The problem: Count how many lines hold the string "Overhead", and give only that number.

A block of data
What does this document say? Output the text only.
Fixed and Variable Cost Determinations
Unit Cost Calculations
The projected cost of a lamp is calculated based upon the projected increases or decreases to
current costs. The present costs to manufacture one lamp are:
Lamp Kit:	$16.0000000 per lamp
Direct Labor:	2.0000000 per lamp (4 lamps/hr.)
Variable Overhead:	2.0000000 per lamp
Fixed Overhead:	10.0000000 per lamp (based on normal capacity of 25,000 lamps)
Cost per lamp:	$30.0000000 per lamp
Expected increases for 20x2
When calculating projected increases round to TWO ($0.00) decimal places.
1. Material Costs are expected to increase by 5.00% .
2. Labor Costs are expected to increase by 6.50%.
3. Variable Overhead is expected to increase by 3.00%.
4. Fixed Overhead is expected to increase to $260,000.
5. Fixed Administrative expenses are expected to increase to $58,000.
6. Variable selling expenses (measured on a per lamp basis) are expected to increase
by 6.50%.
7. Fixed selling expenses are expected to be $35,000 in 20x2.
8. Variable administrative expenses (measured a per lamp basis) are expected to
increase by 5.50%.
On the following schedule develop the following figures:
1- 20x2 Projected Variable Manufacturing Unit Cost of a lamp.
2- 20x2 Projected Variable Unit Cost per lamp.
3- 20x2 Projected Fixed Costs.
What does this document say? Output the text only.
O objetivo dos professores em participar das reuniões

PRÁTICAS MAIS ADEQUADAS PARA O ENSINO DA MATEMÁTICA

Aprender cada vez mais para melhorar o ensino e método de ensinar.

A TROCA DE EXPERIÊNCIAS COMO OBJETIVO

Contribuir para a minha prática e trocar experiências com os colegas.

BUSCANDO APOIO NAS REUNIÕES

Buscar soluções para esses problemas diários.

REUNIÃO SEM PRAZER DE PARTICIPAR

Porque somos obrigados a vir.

Exercise result: 4